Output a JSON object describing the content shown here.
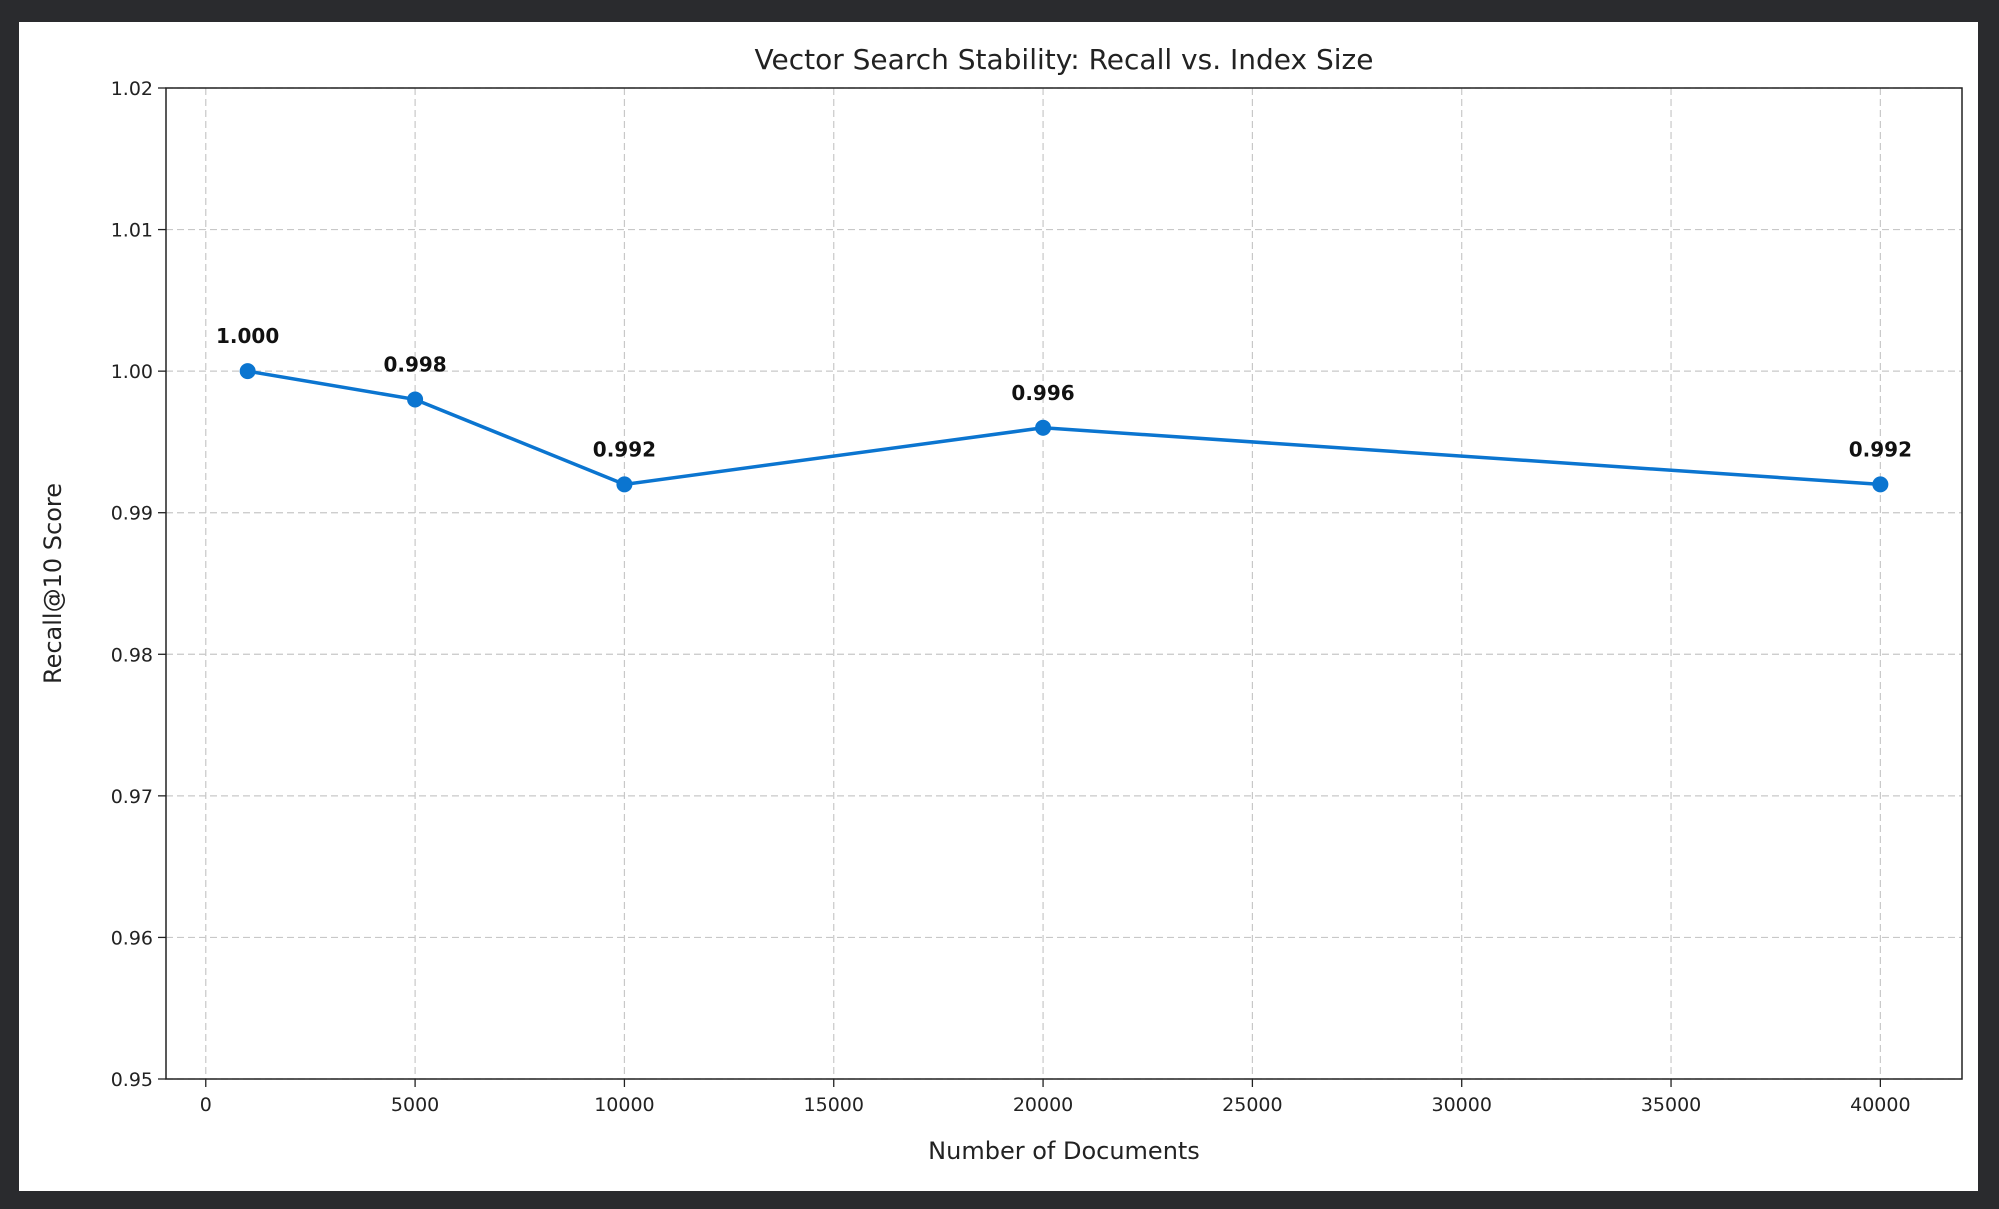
{
  "chart_data": {
    "type": "line",
    "title": "Vector Search Stability: Recall vs. Index Size",
    "xlabel": "Number of Documents",
    "ylabel": "Recall@10 Score",
    "x": [
      1000,
      5000,
      10000,
      20000,
      40000
    ],
    "series": [
      {
        "values": [
          1.0,
          0.998,
          0.992,
          0.996,
          0.992
        ],
        "data_labels": [
          "1.000",
          "0.998",
          "0.992",
          "0.996",
          "0.992"
        ]
      }
    ],
    "xlim": [
      -950,
      41950
    ],
    "ylim": [
      0.95,
      1.02
    ],
    "xticks": [
      0,
      5000,
      10000,
      15000,
      20000,
      25000,
      30000,
      35000,
      40000
    ],
    "xtick_labels": [
      "0",
      "5000",
      "10000",
      "15000",
      "20000",
      "25000",
      "30000",
      "35000",
      "40000"
    ],
    "yticks": [
      0.95,
      0.96,
      0.97,
      0.98,
      0.99,
      1.0,
      1.01,
      1.02
    ],
    "ytick_labels": [
      "0.95",
      "0.96",
      "0.97",
      "0.98",
      "0.99",
      "1.00",
      "1.01",
      "1.02"
    ],
    "grid": true,
    "grid_style": "dashed",
    "markers": "circle",
    "line_color": "#0b75d0",
    "background": "#2a2b2e"
  }
}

-- Do this --
Repeat all of the records verbatim, leaving out the pictures.

-- The solution --
Output a JSON object describing the content shown here.
{
  "chart_data": {
    "type": "line",
    "title": "Vector Search Stability: Recall vs. Index Size",
    "xlabel": "Number of Documents",
    "ylabel": "Recall@10 Score",
    "x": [
      1000,
      5000,
      10000,
      20000,
      40000
    ],
    "series": [
      {
        "values": [
          1.0,
          0.998,
          0.992,
          0.996,
          0.992
        ],
        "data_labels": [
          "1.000",
          "0.998",
          "0.992",
          "0.996",
          "0.992"
        ]
      }
    ],
    "xlim": [
      -950,
      41950
    ],
    "ylim": [
      0.95,
      1.02
    ],
    "xticks": [
      0,
      5000,
      10000,
      15000,
      20000,
      25000,
      30000,
      35000,
      40000
    ],
    "xtick_labels": [
      "0",
      "5000",
      "10000",
      "15000",
      "20000",
      "25000",
      "30000",
      "35000",
      "40000"
    ],
    "yticks": [
      0.95,
      0.96,
      0.97,
      0.98,
      0.99,
      1.0,
      1.01,
      1.02
    ],
    "ytick_labels": [
      "0.95",
      "0.96",
      "0.97",
      "0.98",
      "0.99",
      "1.00",
      "1.01",
      "1.02"
    ],
    "grid": true,
    "grid_style": "dashed",
    "markers": "circle",
    "line_color": "#0b75d0",
    "background": "#2a2b2e"
  }
}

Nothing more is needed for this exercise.